DIRECTIONS:
Below are the records; pull every line that includes "title".

/---

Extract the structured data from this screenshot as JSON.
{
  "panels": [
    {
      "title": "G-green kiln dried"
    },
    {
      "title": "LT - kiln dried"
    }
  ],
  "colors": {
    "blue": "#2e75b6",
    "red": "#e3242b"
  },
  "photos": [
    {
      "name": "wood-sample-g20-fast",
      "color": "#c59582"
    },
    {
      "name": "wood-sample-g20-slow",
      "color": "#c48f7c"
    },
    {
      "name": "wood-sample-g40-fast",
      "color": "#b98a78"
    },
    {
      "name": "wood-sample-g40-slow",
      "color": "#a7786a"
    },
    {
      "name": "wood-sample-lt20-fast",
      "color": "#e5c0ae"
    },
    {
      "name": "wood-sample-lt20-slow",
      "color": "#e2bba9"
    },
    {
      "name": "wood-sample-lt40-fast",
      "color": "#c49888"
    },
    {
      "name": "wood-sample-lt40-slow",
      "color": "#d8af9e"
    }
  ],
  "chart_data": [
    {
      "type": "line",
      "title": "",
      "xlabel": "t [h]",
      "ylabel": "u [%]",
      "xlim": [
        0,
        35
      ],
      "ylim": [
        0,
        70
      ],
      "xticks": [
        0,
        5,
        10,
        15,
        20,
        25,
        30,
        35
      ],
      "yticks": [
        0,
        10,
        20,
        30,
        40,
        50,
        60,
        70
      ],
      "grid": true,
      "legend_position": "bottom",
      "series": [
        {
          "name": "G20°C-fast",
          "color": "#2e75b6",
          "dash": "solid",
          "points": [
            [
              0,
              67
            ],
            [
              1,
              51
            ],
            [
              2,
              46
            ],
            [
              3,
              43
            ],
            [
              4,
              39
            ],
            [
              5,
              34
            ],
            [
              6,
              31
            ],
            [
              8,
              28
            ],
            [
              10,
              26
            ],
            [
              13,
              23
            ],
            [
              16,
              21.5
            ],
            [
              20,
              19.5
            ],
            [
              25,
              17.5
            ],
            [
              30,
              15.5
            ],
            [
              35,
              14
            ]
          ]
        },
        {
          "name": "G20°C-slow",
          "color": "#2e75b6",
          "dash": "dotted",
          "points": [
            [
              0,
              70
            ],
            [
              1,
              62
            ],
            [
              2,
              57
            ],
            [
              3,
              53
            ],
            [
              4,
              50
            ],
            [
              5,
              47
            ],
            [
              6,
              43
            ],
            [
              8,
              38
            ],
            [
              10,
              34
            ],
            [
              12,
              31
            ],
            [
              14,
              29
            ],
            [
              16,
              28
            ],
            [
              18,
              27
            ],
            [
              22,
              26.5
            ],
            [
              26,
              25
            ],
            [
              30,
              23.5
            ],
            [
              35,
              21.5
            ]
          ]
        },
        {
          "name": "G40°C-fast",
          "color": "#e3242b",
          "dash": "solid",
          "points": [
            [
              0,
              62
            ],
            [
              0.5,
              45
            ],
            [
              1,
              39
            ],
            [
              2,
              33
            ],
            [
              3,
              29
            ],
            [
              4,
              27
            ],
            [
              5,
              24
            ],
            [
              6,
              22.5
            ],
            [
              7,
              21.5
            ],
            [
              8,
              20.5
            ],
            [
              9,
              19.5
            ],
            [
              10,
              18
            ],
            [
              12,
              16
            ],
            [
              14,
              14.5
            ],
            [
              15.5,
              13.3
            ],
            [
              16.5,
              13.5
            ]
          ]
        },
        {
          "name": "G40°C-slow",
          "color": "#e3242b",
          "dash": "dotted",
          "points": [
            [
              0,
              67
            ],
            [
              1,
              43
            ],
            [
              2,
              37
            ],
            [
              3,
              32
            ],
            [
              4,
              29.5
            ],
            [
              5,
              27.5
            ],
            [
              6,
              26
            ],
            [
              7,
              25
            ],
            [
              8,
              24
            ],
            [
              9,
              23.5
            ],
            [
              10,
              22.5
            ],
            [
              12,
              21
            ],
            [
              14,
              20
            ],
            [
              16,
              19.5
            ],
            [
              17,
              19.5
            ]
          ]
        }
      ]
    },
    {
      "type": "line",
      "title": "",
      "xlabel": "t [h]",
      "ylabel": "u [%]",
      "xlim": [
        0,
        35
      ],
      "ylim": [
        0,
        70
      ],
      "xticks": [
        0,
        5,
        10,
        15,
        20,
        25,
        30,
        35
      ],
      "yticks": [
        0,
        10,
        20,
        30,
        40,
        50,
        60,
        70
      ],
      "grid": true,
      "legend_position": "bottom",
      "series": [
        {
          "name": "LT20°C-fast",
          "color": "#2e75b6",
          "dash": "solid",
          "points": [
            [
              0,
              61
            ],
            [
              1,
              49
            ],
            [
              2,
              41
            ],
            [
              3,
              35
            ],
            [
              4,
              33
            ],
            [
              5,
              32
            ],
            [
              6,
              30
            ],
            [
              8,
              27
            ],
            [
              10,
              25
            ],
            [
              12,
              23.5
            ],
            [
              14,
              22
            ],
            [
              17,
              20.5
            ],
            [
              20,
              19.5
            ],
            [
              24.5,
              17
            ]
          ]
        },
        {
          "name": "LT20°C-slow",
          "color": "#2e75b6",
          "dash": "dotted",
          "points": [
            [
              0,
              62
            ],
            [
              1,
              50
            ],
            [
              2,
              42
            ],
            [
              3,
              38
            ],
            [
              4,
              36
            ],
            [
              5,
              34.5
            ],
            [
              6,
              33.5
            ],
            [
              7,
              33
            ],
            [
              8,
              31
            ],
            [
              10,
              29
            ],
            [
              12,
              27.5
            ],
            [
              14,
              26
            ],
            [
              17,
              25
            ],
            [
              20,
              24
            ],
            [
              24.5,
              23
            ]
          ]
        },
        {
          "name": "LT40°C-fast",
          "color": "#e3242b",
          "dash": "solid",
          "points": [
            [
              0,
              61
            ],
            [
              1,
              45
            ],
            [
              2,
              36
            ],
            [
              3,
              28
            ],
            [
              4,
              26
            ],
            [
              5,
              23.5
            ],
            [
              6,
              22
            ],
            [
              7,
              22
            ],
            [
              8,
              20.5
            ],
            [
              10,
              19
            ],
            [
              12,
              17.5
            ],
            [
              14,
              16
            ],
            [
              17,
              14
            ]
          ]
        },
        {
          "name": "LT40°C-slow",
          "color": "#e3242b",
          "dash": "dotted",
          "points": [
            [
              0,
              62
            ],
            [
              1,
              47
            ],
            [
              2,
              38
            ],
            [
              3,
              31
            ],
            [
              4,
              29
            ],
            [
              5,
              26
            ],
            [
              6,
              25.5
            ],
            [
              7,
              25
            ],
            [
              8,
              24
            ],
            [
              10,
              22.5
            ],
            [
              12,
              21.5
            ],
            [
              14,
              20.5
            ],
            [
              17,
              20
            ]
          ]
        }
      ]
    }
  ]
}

\---

TASK RESPONSE:
      "title": "G-green kiln dried"
      "title": "LT - kiln dried"
      "title": "",
      "title": "",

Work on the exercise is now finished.